Document section —
Urban75 Home About Offline BrixtonBuzz Contact

The left needs a broad mass-narrative: Suggest themes, methods and strategies

I thought to myself 'workers driving to work in their own cars'; is that really, honestly what we really want? Is this the highest thing to which we can aspire, to drive to work alone in a mid-price hatchback, work all day and then drive back again? Or is it as Soros says a 'manufactured demand'? Because my suspicion is that just as we have outsourced our political desires, it seems to me that we have also passed the buck when it comes to our more tangible needs.
Well quite. A mere conflict of values. A melodrama of middle class manners. You don't seem to appreciate just how much some people love being alone in their little cars. Driving up and down. They do. They really do.
 
Ironically, after he moved to France Kundera appears to have grown to loathe cars.

Really? That's hilarious. I can understand that five minutes in central Paris on a monday morning would dent the enthusiasm of even the most determined petrol-head.
 
That is exactly one of the risks that would have to be borne; as Heidegger said 'what if democracy is not the answer to the current predicament?'. Although hopefully we wouldn't come to a similar conclusion.
Oh no. Don't tell me we've got socialism built into our species-being, ready for democracy to unleash. If that were the case, then democracy would be a formality, as the policy would be a forgone conclusion.
 
Nah. That was the Tories guv. Labour were more about limiting the amount of Sterling you could carry over the border, keeping rationing going for as long as possible and so on. Besides they were hardly in. It was mostly Tory by quite a margin up till ‘97. There was no golden age of Labour.

Prompt 1 — In the forum thread, write out everything from "Well quite. A" down to "a similar conclusion." again, substituting "hatchbacks" for "cars".

Data for the task —
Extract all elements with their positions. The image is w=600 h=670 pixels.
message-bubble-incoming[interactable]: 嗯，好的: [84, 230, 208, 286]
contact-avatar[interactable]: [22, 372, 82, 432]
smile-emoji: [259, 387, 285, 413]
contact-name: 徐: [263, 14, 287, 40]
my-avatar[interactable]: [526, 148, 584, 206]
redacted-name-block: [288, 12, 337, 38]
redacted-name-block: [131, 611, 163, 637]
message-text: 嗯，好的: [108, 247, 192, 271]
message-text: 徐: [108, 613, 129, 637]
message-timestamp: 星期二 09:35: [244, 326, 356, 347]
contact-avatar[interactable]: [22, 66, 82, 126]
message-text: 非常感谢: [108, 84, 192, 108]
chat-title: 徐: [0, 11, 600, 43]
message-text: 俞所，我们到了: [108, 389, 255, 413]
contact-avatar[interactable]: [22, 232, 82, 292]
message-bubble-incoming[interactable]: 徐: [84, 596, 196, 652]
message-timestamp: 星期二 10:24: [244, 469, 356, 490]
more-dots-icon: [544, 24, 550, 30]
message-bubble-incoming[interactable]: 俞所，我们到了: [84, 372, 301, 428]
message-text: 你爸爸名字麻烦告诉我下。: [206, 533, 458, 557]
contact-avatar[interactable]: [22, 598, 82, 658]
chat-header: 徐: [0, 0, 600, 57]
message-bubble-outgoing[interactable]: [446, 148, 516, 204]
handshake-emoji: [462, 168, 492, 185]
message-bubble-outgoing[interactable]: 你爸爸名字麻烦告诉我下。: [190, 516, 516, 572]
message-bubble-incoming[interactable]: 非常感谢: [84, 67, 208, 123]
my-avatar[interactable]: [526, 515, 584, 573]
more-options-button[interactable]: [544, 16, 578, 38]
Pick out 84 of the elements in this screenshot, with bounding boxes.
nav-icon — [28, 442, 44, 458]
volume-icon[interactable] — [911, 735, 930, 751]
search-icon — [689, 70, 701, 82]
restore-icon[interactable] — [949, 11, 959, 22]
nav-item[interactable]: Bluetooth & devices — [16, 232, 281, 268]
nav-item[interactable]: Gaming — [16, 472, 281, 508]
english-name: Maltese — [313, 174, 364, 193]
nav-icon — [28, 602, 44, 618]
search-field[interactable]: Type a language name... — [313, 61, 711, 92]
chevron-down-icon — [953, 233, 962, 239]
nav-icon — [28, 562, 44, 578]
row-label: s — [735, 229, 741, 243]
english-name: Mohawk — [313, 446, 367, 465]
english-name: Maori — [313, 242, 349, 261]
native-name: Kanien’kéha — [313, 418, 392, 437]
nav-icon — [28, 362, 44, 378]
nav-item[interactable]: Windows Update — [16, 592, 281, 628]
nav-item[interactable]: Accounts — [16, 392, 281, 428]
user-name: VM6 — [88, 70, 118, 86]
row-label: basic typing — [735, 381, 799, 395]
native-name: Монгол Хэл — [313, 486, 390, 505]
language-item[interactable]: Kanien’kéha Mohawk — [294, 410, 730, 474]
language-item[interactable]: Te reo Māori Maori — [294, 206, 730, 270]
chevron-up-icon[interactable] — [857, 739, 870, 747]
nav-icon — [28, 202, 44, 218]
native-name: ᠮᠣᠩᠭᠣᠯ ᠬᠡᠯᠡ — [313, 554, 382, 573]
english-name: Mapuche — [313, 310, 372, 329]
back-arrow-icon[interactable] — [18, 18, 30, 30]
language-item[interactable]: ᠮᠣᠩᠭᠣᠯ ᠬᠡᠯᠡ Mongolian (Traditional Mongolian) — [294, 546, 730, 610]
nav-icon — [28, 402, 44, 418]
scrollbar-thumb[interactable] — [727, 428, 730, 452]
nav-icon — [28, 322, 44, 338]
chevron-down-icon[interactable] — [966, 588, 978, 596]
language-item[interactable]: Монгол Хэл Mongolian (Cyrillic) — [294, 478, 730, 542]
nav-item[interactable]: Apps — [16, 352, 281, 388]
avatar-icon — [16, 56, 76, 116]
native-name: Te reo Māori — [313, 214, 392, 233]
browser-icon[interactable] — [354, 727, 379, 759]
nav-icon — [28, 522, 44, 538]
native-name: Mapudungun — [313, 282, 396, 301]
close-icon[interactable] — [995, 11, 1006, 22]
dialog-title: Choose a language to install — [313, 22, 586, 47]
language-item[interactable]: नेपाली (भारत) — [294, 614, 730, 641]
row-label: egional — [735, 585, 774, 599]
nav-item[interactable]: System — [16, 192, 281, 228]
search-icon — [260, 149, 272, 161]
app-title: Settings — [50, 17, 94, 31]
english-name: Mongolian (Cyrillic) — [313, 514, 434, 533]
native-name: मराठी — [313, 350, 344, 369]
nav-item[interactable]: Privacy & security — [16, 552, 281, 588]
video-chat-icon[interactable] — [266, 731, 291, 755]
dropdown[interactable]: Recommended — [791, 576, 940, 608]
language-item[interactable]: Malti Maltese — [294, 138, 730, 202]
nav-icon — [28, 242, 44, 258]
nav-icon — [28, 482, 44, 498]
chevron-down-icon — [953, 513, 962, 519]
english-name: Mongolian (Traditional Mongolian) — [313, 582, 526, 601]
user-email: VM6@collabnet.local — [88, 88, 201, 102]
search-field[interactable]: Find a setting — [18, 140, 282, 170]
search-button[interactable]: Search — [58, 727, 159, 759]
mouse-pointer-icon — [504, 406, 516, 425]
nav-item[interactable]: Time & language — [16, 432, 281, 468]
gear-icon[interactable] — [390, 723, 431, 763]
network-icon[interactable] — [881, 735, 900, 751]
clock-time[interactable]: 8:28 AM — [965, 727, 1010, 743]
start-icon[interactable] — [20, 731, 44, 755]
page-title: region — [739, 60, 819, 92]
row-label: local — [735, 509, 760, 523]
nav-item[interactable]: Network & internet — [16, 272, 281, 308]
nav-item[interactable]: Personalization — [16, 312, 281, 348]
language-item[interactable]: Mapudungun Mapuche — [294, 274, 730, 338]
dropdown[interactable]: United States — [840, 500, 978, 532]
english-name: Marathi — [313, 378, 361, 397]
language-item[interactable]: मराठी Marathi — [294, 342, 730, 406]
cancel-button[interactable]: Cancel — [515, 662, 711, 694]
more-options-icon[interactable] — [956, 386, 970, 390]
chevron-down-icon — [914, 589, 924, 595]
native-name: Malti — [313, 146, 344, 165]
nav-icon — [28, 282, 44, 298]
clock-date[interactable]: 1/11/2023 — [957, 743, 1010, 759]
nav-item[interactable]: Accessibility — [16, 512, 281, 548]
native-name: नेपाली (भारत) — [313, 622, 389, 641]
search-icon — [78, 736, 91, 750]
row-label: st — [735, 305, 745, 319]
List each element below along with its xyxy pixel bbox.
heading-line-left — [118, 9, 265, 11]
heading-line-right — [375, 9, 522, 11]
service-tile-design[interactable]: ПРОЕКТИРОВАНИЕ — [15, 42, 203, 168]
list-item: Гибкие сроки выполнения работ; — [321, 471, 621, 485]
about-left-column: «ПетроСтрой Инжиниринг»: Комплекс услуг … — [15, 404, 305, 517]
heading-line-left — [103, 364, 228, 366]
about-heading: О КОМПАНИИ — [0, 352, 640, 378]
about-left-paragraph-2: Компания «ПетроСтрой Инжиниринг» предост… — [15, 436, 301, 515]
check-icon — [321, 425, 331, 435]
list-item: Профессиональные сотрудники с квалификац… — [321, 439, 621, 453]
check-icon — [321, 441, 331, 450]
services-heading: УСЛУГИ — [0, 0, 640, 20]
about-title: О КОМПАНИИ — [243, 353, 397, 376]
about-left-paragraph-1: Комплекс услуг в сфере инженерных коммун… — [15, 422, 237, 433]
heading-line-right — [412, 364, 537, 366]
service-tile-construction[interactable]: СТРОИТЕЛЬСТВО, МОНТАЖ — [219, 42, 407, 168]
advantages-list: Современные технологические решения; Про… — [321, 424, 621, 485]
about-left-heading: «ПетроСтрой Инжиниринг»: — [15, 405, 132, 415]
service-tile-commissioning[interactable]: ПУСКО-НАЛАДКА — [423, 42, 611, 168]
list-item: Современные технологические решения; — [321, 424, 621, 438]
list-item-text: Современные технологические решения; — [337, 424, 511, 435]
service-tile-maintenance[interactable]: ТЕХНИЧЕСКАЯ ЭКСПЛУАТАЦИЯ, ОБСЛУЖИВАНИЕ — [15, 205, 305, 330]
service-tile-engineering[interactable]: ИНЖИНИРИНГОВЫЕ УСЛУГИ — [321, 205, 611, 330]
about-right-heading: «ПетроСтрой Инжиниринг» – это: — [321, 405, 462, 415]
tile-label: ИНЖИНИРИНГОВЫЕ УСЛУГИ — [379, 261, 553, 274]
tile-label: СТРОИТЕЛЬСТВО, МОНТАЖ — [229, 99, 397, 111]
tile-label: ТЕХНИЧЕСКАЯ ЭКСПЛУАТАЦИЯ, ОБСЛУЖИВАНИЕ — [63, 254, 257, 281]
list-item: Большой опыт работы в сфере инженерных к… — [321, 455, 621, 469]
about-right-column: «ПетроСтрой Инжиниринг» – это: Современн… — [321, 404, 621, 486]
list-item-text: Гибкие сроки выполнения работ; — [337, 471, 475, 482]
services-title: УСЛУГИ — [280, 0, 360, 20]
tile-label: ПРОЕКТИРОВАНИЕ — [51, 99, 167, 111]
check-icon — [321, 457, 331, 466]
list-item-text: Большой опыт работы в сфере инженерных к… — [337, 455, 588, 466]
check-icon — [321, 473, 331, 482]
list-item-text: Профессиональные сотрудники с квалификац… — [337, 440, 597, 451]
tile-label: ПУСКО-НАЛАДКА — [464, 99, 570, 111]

Prompt 2 — Copy the listing word for word, from its first line down to and including the line that contains "message-bubble-incoming[interactable]: 非常感谢: [84, 67, 208, 123]".

Correct response 1 —
Well quite. A mere conflict of values. A melodrama of middle class manners. You don't seem to appreciate just how much some people love being alone in their little hatchbacks. Driving up and down. They do. They really do.
 
Ironically, after he moved to France Kundera appears to have grown to loathe hatchbacks.

Really? That's hilarious. I can understand that five minutes in central Paris on a monday morning would dent the enthusiasm of even the most determined petrol-head.
 
That is exactly one of the risks that would have to be borne; as Heidegger said 'what if democracy is not the answer to the current predicament?'. Although hopefully we wouldn't come to a similar conclusion.

Correct response 2 —
Extract all elements with their positions. The image is w=600 h=670 pixels.
message-bubble-incoming[interactable]: 嗯，好的: [84, 230, 208, 286]
contact-avatar[interactable]: [22, 372, 82, 432]
smile-emoji: [259, 387, 285, 413]
contact-name: 徐: [263, 14, 287, 40]
my-avatar[interactable]: [526, 148, 584, 206]
redacted-name-block: [288, 12, 337, 38]
redacted-name-block: [131, 611, 163, 637]
message-text: 嗯，好的: [108, 247, 192, 271]
message-text: 徐: [108, 613, 129, 637]
message-timestamp: 星期二 09:35: [244, 326, 356, 347]
contact-avatar[interactable]: [22, 66, 82, 126]
message-text: 非常感谢: [108, 84, 192, 108]
chat-title: 徐: [0, 11, 600, 43]
message-text: 俞所，我们到了: [108, 389, 255, 413]
contact-avatar[interactable]: [22, 232, 82, 292]
message-bubble-incoming[interactable]: 徐: [84, 596, 196, 652]
message-timestamp: 星期二 10:24: [244, 469, 356, 490]
more-dots-icon: [544, 24, 550, 30]
message-bubble-incoming[interactable]: 俞所，我们到了: [84, 372, 301, 428]
message-text: 你爸爸名字麻烦告诉我下。: [206, 533, 458, 557]
contact-avatar[interactable]: [22, 598, 82, 658]
chat-header: 徐: [0, 0, 600, 57]
message-bubble-outgoing[interactable]: [446, 148, 516, 204]
handshake-emoji: [462, 168, 492, 185]
message-bubble-outgoing[interactable]: 你爸爸名字麻烦告诉我下。: [190, 516, 516, 572]
message-bubble-incoming[interactable]: 非常感谢: [84, 67, 208, 123]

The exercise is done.